## Begin GIVEN DATA

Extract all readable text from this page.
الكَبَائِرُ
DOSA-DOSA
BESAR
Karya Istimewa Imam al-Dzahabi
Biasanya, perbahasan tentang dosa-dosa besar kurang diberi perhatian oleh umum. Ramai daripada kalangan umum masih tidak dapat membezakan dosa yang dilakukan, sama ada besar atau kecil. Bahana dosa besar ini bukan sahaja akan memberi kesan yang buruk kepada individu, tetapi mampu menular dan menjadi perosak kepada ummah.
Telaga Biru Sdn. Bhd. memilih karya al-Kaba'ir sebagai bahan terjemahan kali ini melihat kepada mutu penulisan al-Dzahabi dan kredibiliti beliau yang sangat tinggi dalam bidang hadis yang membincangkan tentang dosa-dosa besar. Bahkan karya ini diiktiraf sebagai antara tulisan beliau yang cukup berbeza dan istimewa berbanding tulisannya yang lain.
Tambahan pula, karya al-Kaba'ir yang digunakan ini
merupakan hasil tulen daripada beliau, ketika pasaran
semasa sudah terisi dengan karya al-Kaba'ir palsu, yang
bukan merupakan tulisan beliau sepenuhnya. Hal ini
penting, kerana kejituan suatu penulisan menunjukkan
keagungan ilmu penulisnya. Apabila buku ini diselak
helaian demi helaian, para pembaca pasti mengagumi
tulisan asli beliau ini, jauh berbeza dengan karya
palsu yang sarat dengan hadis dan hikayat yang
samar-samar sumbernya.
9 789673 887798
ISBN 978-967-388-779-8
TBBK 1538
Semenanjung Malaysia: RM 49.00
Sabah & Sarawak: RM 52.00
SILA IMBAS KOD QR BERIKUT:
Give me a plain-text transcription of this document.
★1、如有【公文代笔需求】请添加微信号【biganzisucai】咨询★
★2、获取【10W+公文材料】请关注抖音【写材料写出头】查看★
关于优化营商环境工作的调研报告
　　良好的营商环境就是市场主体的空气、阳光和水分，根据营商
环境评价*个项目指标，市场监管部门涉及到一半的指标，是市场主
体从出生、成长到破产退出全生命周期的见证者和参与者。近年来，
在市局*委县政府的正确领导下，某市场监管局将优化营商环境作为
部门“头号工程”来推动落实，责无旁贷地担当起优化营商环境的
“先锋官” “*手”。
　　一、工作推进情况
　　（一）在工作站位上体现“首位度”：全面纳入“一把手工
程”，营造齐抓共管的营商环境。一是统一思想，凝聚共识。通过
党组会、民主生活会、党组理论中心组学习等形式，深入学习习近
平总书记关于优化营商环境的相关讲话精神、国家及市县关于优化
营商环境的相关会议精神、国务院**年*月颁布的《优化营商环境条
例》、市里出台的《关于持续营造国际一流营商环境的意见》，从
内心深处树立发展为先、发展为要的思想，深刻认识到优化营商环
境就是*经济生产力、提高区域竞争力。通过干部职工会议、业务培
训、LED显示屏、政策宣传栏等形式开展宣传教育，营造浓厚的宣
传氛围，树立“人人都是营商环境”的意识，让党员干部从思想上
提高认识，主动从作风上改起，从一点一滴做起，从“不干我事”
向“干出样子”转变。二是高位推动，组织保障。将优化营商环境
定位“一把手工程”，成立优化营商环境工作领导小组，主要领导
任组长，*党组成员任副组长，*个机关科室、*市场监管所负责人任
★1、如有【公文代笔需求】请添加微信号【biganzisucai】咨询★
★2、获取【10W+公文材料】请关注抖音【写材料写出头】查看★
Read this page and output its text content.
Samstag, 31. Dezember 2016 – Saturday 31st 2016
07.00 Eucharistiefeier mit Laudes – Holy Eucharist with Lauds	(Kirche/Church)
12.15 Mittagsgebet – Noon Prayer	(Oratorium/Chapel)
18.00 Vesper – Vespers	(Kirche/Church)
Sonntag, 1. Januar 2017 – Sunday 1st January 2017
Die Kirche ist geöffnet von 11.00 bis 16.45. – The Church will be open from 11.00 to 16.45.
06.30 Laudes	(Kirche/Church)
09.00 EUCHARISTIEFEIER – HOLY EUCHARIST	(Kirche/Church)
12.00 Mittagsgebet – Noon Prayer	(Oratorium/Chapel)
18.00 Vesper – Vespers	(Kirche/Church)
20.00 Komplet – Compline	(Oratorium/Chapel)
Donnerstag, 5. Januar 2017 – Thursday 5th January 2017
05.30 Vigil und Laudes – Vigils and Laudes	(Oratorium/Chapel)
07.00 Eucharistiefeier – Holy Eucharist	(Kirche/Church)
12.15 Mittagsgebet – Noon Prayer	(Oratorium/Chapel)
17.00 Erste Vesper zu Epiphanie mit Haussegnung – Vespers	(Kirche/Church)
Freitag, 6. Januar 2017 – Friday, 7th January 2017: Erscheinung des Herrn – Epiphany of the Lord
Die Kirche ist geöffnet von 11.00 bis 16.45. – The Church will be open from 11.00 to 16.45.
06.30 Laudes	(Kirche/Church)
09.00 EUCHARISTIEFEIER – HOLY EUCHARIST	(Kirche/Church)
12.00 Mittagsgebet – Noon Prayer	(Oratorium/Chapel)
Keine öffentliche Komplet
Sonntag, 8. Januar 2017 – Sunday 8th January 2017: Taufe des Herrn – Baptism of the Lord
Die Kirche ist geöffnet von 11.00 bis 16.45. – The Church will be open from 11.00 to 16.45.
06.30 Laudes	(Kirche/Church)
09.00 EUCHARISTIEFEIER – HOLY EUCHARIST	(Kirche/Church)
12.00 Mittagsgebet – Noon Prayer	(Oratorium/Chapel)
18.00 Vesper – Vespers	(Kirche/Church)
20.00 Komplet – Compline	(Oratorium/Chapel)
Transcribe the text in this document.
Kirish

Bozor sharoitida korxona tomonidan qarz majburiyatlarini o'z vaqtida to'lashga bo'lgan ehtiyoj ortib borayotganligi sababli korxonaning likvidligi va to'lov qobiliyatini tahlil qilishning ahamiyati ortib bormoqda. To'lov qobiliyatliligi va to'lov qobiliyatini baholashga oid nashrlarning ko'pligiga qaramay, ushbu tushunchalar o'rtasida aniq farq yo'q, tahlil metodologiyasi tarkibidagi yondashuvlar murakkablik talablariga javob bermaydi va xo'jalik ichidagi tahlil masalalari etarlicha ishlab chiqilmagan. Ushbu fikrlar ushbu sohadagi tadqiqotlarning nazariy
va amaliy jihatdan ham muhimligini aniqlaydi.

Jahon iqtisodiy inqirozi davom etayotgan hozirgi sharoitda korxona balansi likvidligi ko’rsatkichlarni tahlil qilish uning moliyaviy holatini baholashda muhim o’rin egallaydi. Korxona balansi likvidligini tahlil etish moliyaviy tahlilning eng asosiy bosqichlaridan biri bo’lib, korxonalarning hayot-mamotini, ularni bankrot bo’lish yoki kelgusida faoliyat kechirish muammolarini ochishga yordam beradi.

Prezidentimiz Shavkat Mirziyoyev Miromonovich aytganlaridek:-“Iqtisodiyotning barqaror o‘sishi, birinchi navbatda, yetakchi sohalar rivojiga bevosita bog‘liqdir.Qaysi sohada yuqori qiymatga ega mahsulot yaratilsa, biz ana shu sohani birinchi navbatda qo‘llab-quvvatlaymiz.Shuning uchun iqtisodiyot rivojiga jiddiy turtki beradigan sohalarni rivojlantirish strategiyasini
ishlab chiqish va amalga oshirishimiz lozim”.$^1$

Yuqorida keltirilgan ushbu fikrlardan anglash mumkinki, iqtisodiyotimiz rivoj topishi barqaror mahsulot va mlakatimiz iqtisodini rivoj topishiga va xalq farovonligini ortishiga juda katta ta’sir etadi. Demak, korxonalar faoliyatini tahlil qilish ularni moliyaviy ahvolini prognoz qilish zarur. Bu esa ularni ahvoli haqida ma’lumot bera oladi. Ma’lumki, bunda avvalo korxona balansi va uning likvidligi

## End GIVEN DATA

WHAT THE TASK REQUIRES — Pull out each line holding the string "hadis".

COMPLETE ANSWER —
Telaga Biru Sdn. Bhd. memilih karya al-Kaba'ir sebagai bahan terjemahan kali ini melihat kepada mutu penulisan al-Dzahabi dan kredibiliti beliau yang sangat tinggi dalam bidang hadis yang membincangkan tentang dosa-dosa besar. Bahkan karya ini diiktiraf sebagai antara tulisan beliau yang cukup berbeza dan istimewa berbanding tulisannya yang lain.
palsu yang sarat dengan hadis dan hikayat yang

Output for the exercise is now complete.